* [TASK OBJECTIVE]
Look through the data below. Collect every line where the word "Voltage" occurs.

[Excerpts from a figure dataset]
---*---
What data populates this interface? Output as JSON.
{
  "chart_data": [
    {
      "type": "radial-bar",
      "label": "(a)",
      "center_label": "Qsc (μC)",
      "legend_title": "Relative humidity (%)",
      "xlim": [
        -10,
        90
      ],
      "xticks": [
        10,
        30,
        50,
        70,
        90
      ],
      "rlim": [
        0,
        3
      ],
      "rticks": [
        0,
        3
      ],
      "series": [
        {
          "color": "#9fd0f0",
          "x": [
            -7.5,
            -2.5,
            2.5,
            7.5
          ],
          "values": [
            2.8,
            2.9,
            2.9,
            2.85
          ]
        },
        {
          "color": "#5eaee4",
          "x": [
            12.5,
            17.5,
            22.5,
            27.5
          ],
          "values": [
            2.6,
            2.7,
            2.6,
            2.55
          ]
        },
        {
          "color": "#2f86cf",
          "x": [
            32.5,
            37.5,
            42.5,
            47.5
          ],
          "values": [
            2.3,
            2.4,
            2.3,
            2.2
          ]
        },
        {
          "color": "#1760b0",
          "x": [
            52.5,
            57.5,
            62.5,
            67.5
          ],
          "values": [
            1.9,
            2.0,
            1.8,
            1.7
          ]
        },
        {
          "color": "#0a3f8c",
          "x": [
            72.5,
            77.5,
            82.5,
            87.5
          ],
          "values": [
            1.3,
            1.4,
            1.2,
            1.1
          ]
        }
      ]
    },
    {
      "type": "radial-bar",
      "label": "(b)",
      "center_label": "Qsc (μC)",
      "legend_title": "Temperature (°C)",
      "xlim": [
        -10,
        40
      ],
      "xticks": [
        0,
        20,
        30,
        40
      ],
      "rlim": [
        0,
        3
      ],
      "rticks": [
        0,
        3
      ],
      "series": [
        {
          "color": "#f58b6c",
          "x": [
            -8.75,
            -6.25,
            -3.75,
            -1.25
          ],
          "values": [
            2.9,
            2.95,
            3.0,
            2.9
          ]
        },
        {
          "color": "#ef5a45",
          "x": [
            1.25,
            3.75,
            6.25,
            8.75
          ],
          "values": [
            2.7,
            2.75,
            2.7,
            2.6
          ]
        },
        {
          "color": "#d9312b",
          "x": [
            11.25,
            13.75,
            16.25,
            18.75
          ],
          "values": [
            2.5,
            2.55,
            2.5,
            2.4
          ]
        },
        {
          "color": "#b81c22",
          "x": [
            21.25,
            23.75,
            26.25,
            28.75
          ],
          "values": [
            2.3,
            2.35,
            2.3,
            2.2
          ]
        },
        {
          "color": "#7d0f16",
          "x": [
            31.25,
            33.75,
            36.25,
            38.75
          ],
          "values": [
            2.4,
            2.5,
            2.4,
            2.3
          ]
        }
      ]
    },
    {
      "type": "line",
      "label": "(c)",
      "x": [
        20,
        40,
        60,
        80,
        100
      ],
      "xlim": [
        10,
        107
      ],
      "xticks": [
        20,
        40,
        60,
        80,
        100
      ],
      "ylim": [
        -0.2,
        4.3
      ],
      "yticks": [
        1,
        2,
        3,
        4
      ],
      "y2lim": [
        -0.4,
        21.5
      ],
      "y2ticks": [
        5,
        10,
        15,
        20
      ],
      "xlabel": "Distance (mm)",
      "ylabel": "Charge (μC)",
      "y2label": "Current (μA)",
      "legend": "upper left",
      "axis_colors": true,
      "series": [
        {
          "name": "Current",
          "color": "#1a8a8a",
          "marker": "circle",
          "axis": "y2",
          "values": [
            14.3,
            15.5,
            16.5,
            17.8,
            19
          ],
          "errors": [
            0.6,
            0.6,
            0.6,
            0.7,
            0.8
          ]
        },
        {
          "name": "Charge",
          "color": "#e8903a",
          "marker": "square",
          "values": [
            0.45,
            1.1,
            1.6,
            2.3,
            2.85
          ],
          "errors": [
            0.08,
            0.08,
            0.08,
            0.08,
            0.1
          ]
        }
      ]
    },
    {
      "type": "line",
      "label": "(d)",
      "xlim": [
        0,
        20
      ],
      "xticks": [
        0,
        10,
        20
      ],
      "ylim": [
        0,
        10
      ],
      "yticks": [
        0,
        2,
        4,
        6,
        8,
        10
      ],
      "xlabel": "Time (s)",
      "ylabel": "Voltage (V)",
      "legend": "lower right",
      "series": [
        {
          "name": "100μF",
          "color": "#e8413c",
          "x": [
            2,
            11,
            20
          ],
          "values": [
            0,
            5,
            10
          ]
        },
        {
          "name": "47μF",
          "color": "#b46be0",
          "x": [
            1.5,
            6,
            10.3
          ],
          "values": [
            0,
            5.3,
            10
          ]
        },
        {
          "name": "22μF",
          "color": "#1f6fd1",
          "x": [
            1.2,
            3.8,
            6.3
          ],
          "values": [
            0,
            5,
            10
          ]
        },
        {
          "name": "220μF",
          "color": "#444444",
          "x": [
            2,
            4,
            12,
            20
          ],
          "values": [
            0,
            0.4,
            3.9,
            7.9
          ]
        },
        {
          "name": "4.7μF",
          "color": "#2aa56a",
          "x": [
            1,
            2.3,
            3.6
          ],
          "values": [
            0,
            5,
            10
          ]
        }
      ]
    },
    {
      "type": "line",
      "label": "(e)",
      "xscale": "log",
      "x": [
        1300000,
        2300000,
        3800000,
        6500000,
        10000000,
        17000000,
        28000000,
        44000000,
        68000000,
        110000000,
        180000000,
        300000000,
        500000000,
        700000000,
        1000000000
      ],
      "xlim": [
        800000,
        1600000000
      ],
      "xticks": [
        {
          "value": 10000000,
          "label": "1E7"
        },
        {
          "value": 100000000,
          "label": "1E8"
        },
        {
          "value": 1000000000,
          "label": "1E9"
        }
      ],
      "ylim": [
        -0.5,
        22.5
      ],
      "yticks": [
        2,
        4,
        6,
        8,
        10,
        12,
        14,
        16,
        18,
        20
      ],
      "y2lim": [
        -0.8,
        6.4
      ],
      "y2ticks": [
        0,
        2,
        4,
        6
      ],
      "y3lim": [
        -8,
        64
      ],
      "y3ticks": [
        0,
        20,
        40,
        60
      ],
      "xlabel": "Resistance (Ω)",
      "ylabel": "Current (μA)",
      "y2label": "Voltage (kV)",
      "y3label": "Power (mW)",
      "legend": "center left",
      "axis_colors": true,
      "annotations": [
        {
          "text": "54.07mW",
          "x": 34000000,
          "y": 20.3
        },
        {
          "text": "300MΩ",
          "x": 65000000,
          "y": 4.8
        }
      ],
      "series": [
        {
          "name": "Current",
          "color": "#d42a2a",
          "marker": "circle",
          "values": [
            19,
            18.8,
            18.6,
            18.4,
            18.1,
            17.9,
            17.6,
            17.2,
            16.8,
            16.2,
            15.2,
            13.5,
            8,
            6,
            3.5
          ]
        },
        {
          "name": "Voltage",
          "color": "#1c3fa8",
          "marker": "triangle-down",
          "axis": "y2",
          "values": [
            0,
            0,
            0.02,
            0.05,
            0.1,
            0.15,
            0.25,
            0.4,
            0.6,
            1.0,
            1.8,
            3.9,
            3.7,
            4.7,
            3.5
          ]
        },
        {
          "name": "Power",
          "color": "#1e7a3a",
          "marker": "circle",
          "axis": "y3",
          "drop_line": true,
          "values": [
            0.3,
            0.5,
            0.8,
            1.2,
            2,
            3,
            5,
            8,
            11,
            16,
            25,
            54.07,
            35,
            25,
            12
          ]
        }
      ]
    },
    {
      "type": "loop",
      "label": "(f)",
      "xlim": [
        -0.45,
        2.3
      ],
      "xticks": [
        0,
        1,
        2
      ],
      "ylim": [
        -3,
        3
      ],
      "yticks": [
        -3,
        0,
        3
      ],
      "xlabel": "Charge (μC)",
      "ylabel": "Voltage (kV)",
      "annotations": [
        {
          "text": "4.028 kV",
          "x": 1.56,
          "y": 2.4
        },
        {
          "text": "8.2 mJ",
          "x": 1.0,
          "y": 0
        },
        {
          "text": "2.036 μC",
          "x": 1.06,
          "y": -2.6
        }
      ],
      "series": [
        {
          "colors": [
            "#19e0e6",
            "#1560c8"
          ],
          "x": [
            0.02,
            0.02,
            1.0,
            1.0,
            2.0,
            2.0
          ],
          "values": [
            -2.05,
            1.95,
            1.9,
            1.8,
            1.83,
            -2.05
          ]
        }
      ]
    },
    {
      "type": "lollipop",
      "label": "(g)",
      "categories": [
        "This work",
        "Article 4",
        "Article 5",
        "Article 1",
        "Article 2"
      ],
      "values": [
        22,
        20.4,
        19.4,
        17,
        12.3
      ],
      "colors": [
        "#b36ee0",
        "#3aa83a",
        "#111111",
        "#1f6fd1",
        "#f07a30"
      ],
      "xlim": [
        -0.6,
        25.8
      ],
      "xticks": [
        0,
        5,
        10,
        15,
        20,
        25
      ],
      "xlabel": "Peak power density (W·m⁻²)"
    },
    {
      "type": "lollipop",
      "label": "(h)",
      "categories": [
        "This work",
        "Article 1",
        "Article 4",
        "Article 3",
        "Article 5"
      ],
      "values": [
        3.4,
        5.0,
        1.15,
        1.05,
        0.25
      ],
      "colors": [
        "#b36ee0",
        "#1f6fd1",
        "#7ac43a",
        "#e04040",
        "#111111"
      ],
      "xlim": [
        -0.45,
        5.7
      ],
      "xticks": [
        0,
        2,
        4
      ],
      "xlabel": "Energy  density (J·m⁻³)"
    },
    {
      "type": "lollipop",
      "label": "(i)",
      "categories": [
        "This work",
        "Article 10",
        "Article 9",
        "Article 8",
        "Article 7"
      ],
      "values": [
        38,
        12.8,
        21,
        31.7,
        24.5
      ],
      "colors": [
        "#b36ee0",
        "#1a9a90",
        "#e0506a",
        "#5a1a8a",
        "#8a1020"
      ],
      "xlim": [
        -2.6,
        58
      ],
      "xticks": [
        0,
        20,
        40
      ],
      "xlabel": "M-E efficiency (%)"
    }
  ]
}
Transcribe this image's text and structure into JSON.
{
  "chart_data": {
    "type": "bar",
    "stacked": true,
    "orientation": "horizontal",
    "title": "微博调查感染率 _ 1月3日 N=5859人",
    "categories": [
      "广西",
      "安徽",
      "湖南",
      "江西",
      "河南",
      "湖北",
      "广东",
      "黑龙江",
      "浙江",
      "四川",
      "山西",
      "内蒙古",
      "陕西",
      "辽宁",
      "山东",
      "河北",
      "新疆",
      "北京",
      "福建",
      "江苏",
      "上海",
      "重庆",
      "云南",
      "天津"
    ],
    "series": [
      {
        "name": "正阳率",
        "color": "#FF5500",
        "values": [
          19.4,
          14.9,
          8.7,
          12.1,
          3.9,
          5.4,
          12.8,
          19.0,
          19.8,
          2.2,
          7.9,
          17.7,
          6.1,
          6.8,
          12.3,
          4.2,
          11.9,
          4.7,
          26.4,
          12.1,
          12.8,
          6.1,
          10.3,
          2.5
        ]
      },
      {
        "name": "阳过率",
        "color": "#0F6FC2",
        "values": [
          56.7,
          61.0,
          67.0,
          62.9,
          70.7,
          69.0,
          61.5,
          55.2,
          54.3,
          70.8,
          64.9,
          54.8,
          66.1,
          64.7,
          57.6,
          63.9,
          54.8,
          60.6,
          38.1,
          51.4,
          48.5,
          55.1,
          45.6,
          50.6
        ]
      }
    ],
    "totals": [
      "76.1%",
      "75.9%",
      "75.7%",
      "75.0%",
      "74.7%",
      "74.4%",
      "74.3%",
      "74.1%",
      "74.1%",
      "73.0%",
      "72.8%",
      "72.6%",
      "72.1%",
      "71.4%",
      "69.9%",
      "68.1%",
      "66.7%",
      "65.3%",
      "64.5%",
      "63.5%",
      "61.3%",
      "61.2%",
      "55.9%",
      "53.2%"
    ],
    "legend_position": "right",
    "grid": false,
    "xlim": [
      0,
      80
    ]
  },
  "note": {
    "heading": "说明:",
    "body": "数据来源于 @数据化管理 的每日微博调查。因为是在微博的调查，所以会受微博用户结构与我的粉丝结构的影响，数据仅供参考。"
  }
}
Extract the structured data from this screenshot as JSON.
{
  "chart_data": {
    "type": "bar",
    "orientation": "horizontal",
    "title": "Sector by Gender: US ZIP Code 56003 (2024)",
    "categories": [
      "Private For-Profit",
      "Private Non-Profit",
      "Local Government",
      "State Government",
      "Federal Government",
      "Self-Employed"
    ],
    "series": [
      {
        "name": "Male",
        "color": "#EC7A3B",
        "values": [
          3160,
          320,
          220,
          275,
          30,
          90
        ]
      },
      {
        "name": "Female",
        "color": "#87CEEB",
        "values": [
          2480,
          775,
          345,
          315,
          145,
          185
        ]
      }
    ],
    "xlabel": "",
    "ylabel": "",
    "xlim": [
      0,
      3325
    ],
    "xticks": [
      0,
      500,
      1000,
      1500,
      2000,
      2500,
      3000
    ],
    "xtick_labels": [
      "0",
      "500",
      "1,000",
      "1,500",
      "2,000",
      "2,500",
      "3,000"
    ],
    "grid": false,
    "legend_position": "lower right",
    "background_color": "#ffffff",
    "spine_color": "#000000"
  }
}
---*---
* [TASK SOLUTION]
      "ylabel": "Voltage (V)",
      "y2label": "Voltage (kV)",
          "name": "Voltage",
      "ylabel": "Voltage (kV)",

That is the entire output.